Reproduce every record below exactly as written, leaving out any pictures.

··········

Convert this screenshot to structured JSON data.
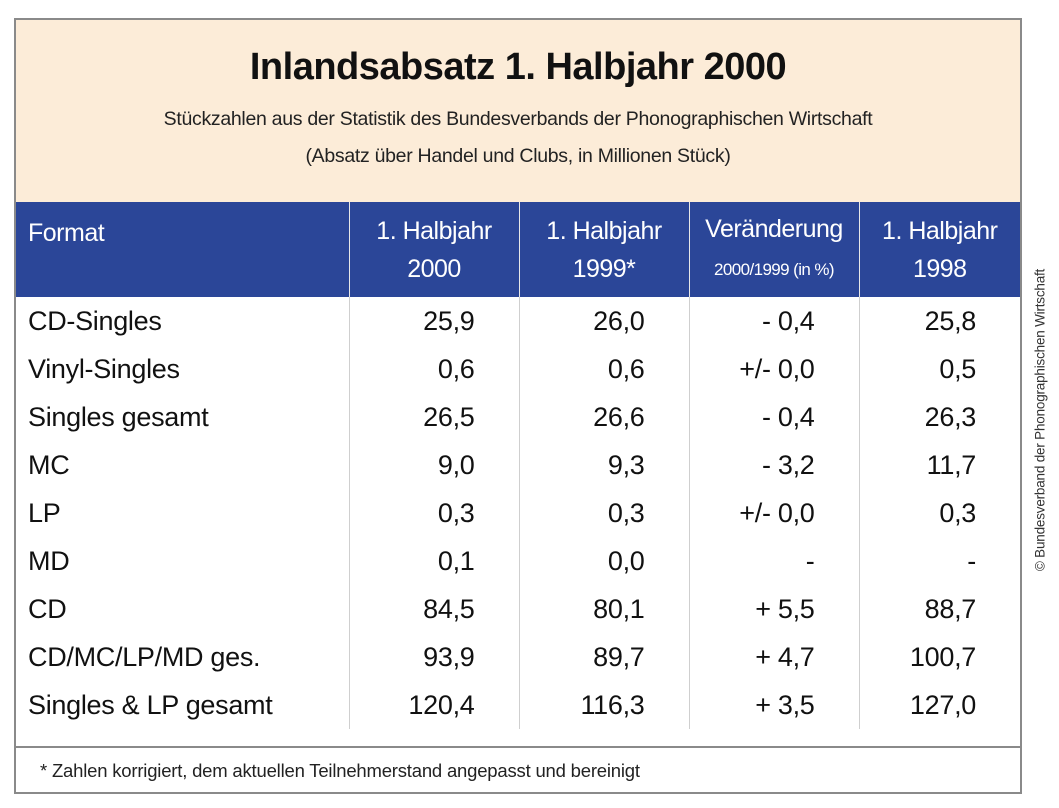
{
  "chart_data": {
    "type": "table",
    "title": "Inlandsabsatz 1. Halbjahr 2000",
    "subtitle": "Stückzahlen aus der Statistik des Bundesverbands der Phonographischen Wirtschaft",
    "subtitle2": "(Absatz über Handel und Clubs, in Millionen Stück)",
    "columns": [
      {
        "line1": "Format",
        "line2": ""
      },
      {
        "line1": "1. Halbjahr",
        "line2": "2000"
      },
      {
        "line1": "1. Halbjahr",
        "line2": "1999*"
      },
      {
        "line1": "Veränderung",
        "line2": "2000/1999 (in %)"
      },
      {
        "line1": "1. Halbjahr",
        "line2": "1998"
      }
    ],
    "rows": [
      [
        "CD-Singles",
        "25,9",
        "26,0",
        "- 0,4",
        "25,8"
      ],
      [
        "Vinyl-Singles",
        "0,6",
        "0,6",
        "+/- 0,0",
        "0,5"
      ],
      [
        "Singles gesamt",
        "26,5",
        "26,6",
        "- 0,4",
        "26,3"
      ],
      [
        "MC",
        "9,0",
        "9,3",
        "- 3,2",
        "11,7"
      ],
      [
        "LP",
        "0,3",
        "0,3",
        "+/- 0,0",
        "0,3"
      ],
      [
        "MD",
        "0,1",
        "0,0",
        "-",
        "-"
      ],
      [
        "CD",
        "84,5",
        "80,1",
        "+ 5,5",
        "88,7"
      ],
      [
        "CD/MC/LP/MD ges.",
        "93,9",
        "89,7",
        "+ 4,7",
        "100,7"
      ],
      [
        "Singles & LP gesamt",
        "120,4",
        "116,3",
        "+ 3,5",
        "127,0"
      ]
    ],
    "footnote": "* Zahlen korrigiert, dem aktuellen Teilnehmerstand angepasst und bereinigt",
    "credit": "© Bundesverband der Phonographischen Wirtschaft",
    "colors": {
      "header_bg": "#fcecd8",
      "column_header_bg": "#2b4698",
      "column_header_text": "#ffffff"
    }
  }
}
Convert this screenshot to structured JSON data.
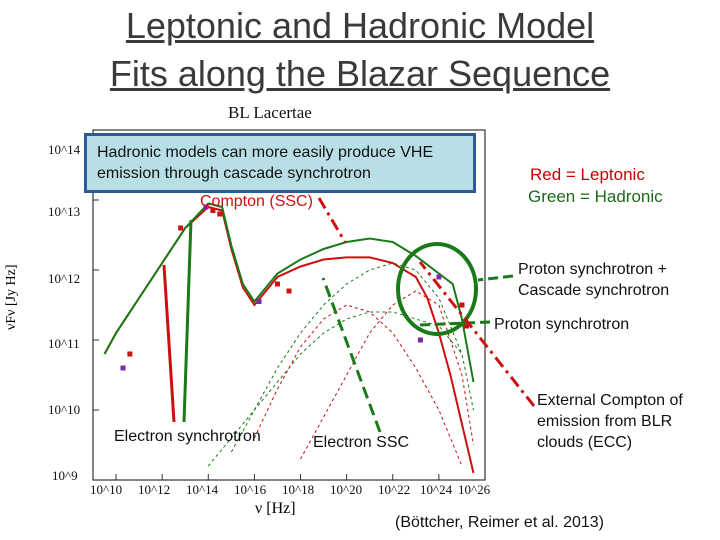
{
  "slide": {
    "title_line1": "Leptonic and Hadronic Model",
    "title_line2": "Fits along the Blazar Sequence",
    "callout": "Hadronic models can more easily produce VHE emission through cascade synchrotron",
    "partial_label": "Compton (SSC)",
    "legend_leptonic": "Red = Leptonic",
    "legend_hadronic": "Green = Hadronic",
    "citation": "(Böttcher, Reimer et al. 2013)",
    "colors": {
      "leptonic": "#cc1010",
      "hadronic": "#1a7a1a",
      "accent": "#2d5a97"
    }
  },
  "annotations": {
    "proton_cascade": "Proton synchrotron + Cascade synchrotron",
    "proton_sync": "Proton synchrotron",
    "electron_sync_overlap_a": "Electron synchrotron",
    "electron_ssc": "Electron SSC",
    "ecc": "External Compton of emission from BLR clouds (ECC)"
  },
  "chart_data": {
    "type": "line",
    "title": "BL Lacertae",
    "xlabel": "ν [Hz]",
    "ylabel": "νFν [Jy Hz]",
    "xscale": "log",
    "yscale": "log",
    "xlim": [
      1000000000.0,
      1e+26
    ],
    "ylim": [
      1000000000.0,
      100000000000000.0
    ],
    "x_ticks": [
      "10^10",
      "10^12",
      "10^14",
      "10^16",
      "10^18",
      "10^20",
      "10^22",
      "10^24",
      "10^26"
    ],
    "y_ticks": [
      "10^9",
      "10^10",
      "10^11",
      "10^12",
      "10^13",
      "10^14"
    ],
    "series": [
      {
        "name": "Leptonic",
        "color": "#cc1010",
        "x": [
          9.5,
          10,
          11,
          12,
          13,
          14,
          14.6,
          15,
          15.5,
          16,
          16.5,
          17,
          18,
          19,
          20,
          21,
          22,
          23,
          23.5,
          24,
          24.5,
          25,
          25.5
        ],
        "y": [
          10.8,
          11.1,
          11.6,
          12.1,
          12.6,
          12.9,
          12.85,
          12.3,
          11.75,
          11.5,
          11.7,
          11.9,
          12.05,
          12.15,
          12.18,
          12.18,
          12.1,
          11.9,
          11.6,
          11.1,
          10.5,
          9.8,
          9.1
        ]
      },
      {
        "name": "Hadronic",
        "color": "#1a7a1a",
        "x": [
          9.5,
          10,
          11,
          12,
          13,
          14,
          14.6,
          15,
          15.5,
          16,
          16.5,
          17,
          18,
          19,
          20,
          21,
          22,
          23,
          24,
          24.6,
          25,
          25.5
        ],
        "y": [
          10.8,
          11.1,
          11.6,
          12.1,
          12.6,
          12.95,
          12.9,
          12.35,
          11.8,
          11.55,
          11.75,
          11.95,
          12.15,
          12.3,
          12.4,
          12.45,
          12.4,
          12.2,
          11.95,
          11.8,
          11.3,
          10.4
        ]
      },
      {
        "name": "Proton synchrotron",
        "color": "#1a7a1a",
        "dashed": true,
        "x": [
          15,
          16,
          17,
          18,
          19,
          20,
          21,
          22,
          23,
          24,
          25
        ],
        "y": [
          9.4,
          10.0,
          10.6,
          11.1,
          11.5,
          11.8,
          12.0,
          12.1,
          12.0,
          11.6,
          10.8
        ]
      },
      {
        "name": "Cascade synchrotron",
        "color": "#1a7a1a",
        "dashed": true,
        "x": [
          14,
          15,
          16,
          17,
          18,
          19,
          20,
          21,
          22,
          23,
          24,
          25,
          25.5
        ],
        "y": [
          9.2,
          9.6,
          10.0,
          10.4,
          10.8,
          11.1,
          11.3,
          11.4,
          11.4,
          11.3,
          11.2,
          10.8,
          10.0
        ]
      },
      {
        "name": "Electron SSC",
        "color": "#cc1010",
        "dashed": true,
        "x": [
          16,
          17,
          18,
          19,
          20,
          21,
          22,
          23,
          24,
          25
        ],
        "y": [
          9.6,
          10.3,
          10.9,
          11.3,
          11.5,
          11.4,
          11.1,
          10.6,
          10.0,
          9.2
        ]
      },
      {
        "name": "ECC",
        "color": "#cc1010",
        "dashed": true,
        "x": [
          18,
          19,
          20,
          21,
          22,
          23,
          24,
          25,
          25.5
        ],
        "y": [
          9.3,
          9.9,
          10.5,
          11.1,
          11.5,
          11.7,
          11.5,
          10.5,
          9.5
        ]
      }
    ],
    "data_points": {
      "x": [
        10.3,
        10.6,
        12.8,
        13.9,
        14.2,
        14.5,
        16.2,
        17.0,
        17.5,
        24.0,
        25.0,
        25.2,
        23.2
      ],
      "y": [
        10.6,
        10.8,
        12.6,
        12.9,
        12.85,
        12.8,
        11.55,
        11.8,
        11.7,
        11.9,
        11.5,
        11.2,
        11.0
      ]
    }
  }
}
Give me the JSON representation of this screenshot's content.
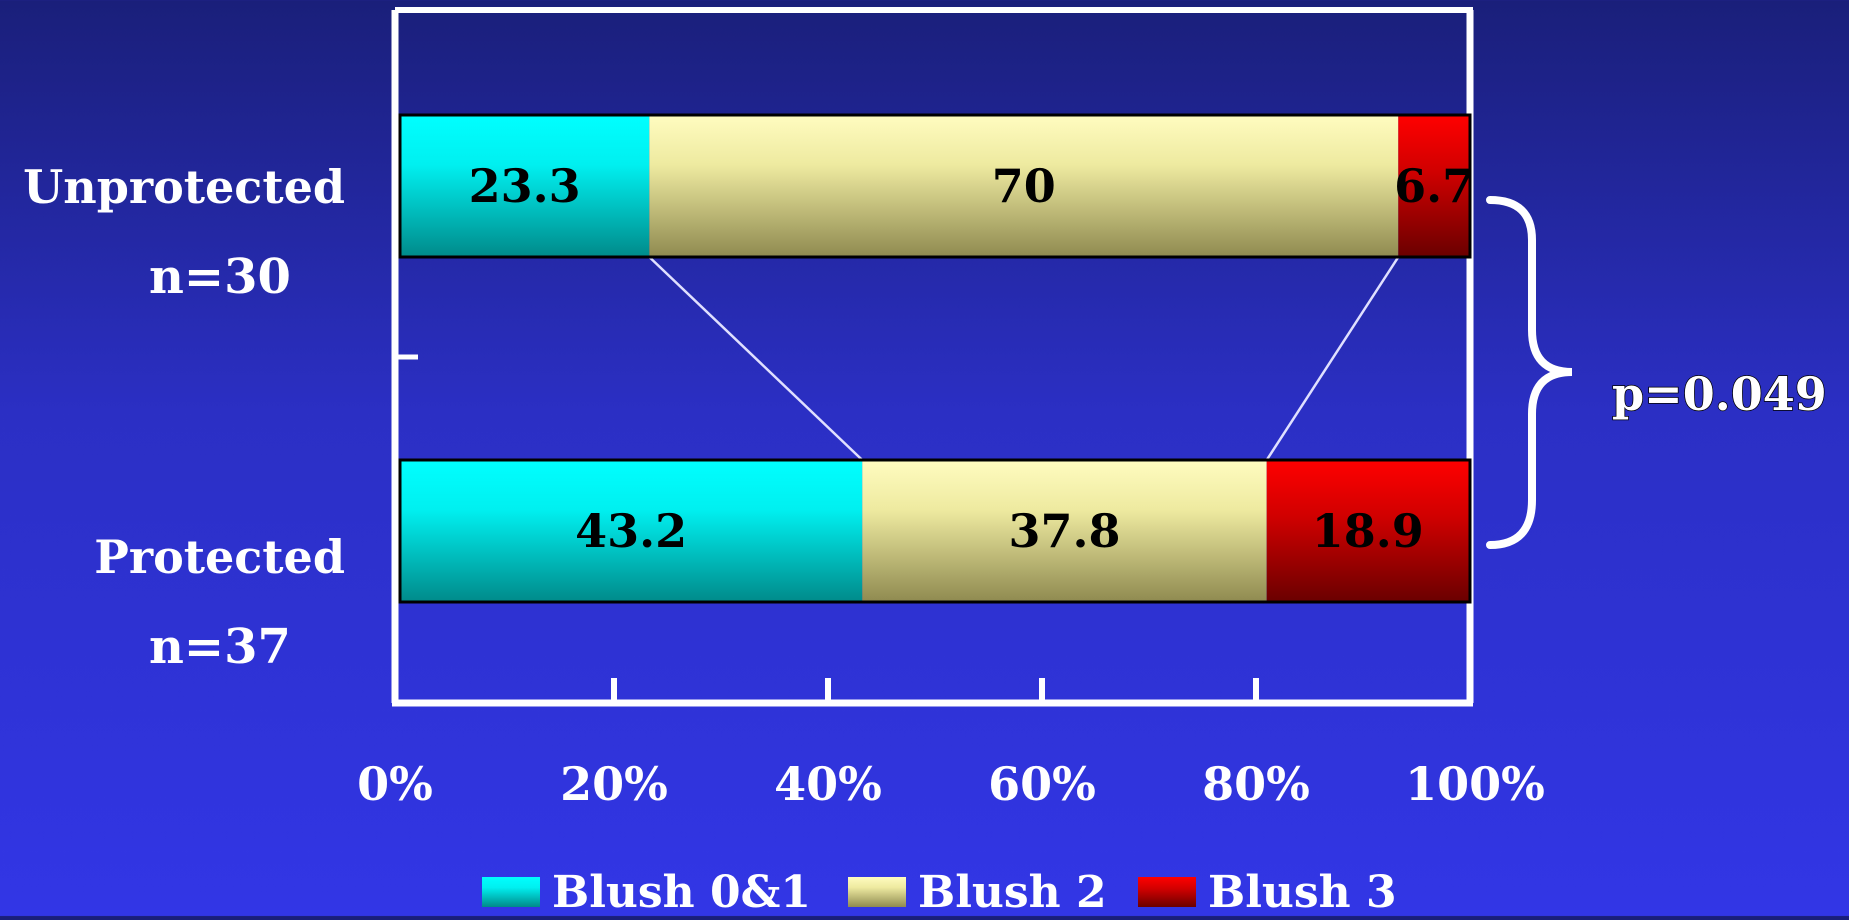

··········

◆ Result of the exercise
Convert this screenshot to structured JSON data.
{
  "chart_data": {
    "type": "table",
    "title": "Inlandsabsatz 1. Halbjahr 2000",
    "subtitle": "Stückzahlen aus der Statistik des Bundesverbands der Phonographischen Wirtschaft",
    "subtitle2": "(Absatz über Handel und Clubs, in Millionen Stück)",
    "columns": [
      {
        "line1": "Format",
        "line2": ""
      },
      {
        "line1": "1. Halbjahr",
        "line2": "2000"
      },
      {
        "line1": "1. Halbjahr",
        "line2": "1999*"
      },
      {
        "line1": "Veränderung",
        "line2": "2000/1999 (in %)"
      },
      {
        "line1": "1. Halbjahr",
        "line2": "1998"
      }
    ],
    "rows": [
      [
        "CD-Singles",
        "25,9",
        "26,0",
        "- 0,4",
        "25,8"
      ],
      [
        "Vinyl-Singles",
        "0,6",
        "0,6",
        "+/- 0,0",
        "0,5"
      ],
      [
        "Singles gesamt",
        "26,5",
        "26,6",
        "- 0,4",
        "26,3"
      ],
      [
        "MC",
        "9,0",
        "9,3",
        "- 3,2",
        "11,7"
      ],
      [
        "LP",
        "0,3",
        "0,3",
        "+/- 0,0",
        "0,3"
      ],
      [
        "MD",
        "0,1",
        "0,0",
        "-",
        "-"
      ],
      [
        "CD",
        "84,5",
        "80,1",
        "+ 5,5",
        "88,7"
      ],
      [
        "CD/MC/LP/MD ges.",
        "93,9",
        "89,7",
        "+ 4,7",
        "100,7"
      ],
      [
        "Singles & LP gesamt",
        "120,4",
        "116,3",
        "+ 3,5",
        "127,0"
      ]
    ],
    "footnote": "* Zahlen korrigiert, dem aktuellen Teilnehmerstand angepasst und bereinigt",
    "credit": "© Bundesverband der Phonographischen Wirtschaft",
    "colors": {
      "header_bg": "#fcecd8",
      "column_header_bg": "#2b4698",
      "column_header_text": "#ffffff"
    }
  }
}
Convert this screenshot to structured JSON data.
{
  "slide": {
    "title_line1": "Leptonic and Hadronic Model",
    "title_line2": "Fits along the Blazar Sequence",
    "callout": "Hadronic models can more easily produce VHE emission through cascade synchrotron",
    "partial_label": "Compton (SSC)",
    "legend_leptonic": "Red = Leptonic",
    "legend_hadronic": "Green = Hadronic",
    "citation": "(Böttcher, Reimer et al. 2013)",
    "colors": {
      "leptonic": "#cc1010",
      "hadronic": "#1a7a1a",
      "accent": "#2d5a97"
    }
  },
  "annotations": {
    "proton_cascade": "Proton synchrotron + Cascade synchrotron",
    "proton_sync": "Proton synchrotron",
    "electron_sync_overlap_a": "Electron synchrotron",
    "electron_ssc": "Electron SSC",
    "ecc": "External Compton of emission from BLR clouds (ECC)"
  },
  "chart_data": {
    "type": "line",
    "title": "BL Lacertae",
    "xlabel": "ν [Hz]",
    "ylabel": "νFν [Jy Hz]",
    "xscale": "log",
    "yscale": "log",
    "xlim": [
      1000000000.0,
      1e+26
    ],
    "ylim": [
      1000000000.0,
      100000000000000.0
    ],
    "x_ticks": [
      "10^10",
      "10^12",
      "10^14",
      "10^16",
      "10^18",
      "10^20",
      "10^22",
      "10^24",
      "10^26"
    ],
    "y_ticks": [
      "10^9",
      "10^10",
      "10^11",
      "10^12",
      "10^13",
      "10^14"
    ],
    "series": [
      {
        "name": "Leptonic",
        "color": "#cc1010",
        "x": [
          9.5,
          10,
          11,
          12,
          13,
          14,
          14.6,
          15,
          15.5,
          16,
          16.5,
          17,
          18,
          19,
          20,
          21,
          22,
          23,
          23.5,
          24,
          24.5,
          25,
          25.5
        ],
        "y": [
          10.8,
          11.1,
          11.6,
          12.1,
          12.6,
          12.9,
          12.85,
          12.3,
          11.75,
          11.5,
          11.7,
          11.9,
          12.05,
          12.15,
          12.18,
          12.18,
          12.1,
          11.9,
          11.6,
          11.1,
          10.5,
          9.8,
          9.1
        ]
      },
      {
        "name": "Hadronic",
        "color": "#1a7a1a",
        "x": [
          9.5,
          10,
          11,
          12,
          13,
          14,
          14.6,
          15,
          15.5,
          16,
          16.5,
          17,
          18,
          19,
          20,
          21,
          22,
          23,
          24,
          24.6,
          25,
          25.5
        ],
        "y": [
          10.8,
          11.1,
          11.6,
          12.1,
          12.6,
          12.95,
          12.9,
          12.35,
          11.8,
          11.55,
          11.75,
          11.95,
          12.15,
          12.3,
          12.4,
          12.45,
          12.4,
          12.2,
          11.95,
          11.8,
          11.3,
          10.4
        ]
      },
      {
        "name": "Proton synchrotron",
        "color": "#1a7a1a",
        "dashed": true,
        "x": [
          15,
          16,
          17,
          18,
          19,
          20,
          21,
          22,
          23,
          24,
          25
        ],
        "y": [
          9.4,
          10.0,
          10.6,
          11.1,
          11.5,
          11.8,
          12.0,
          12.1,
          12.0,
          11.6,
          10.8
        ]
      },
      {
        "name": "Cascade synchrotron",
        "color": "#1a7a1a",
        "dashed": true,
        "x": [
          14,
          15,
          16,
          17,
          18,
          19,
          20,
          21,
          22,
          23,
          24,
          25,
          25.5
        ],
        "y": [
          9.2,
          9.6,
          10.0,
          10.4,
          10.8,
          11.1,
          11.3,
          11.4,
          11.4,
          11.3,
          11.2,
          10.8,
          10.0
        ]
      },
      {
        "name": "Electron SSC",
        "color": "#cc1010",
        "dashed": true,
        "x": [
          16,
          17,
          18,
          19,
          20,
          21,
          22,
          23,
          24,
          25
        ],
        "y": [
          9.6,
          10.3,
          10.9,
          11.3,
          11.5,
          11.4,
          11.1,
          10.6,
          10.0,
          9.2
        ]
      },
      {
        "name": "ECC",
        "color": "#cc1010",
        "dashed": true,
        "x": [
          18,
          19,
          20,
          21,
          22,
          23,
          24,
          25,
          25.5
        ],
        "y": [
          9.3,
          9.9,
          10.5,
          11.1,
          11.5,
          11.7,
          11.5,
          10.5,
          9.5
        ]
      }
    ],
    "data_points": {
      "x": [
        10.3,
        10.6,
        12.8,
        13.9,
        14.2,
        14.5,
        16.2,
        17.0,
        17.5,
        24.0,
        25.0,
        25.2,
        23.2
      ],
      "y": [
        10.6,
        10.8,
        12.6,
        12.9,
        12.85,
        12.8,
        11.55,
        11.8,
        11.7,
        11.9,
        11.5,
        11.2,
        11.0
      ]
    }
  }
}
Give me the JSON representation of this screenshot's content.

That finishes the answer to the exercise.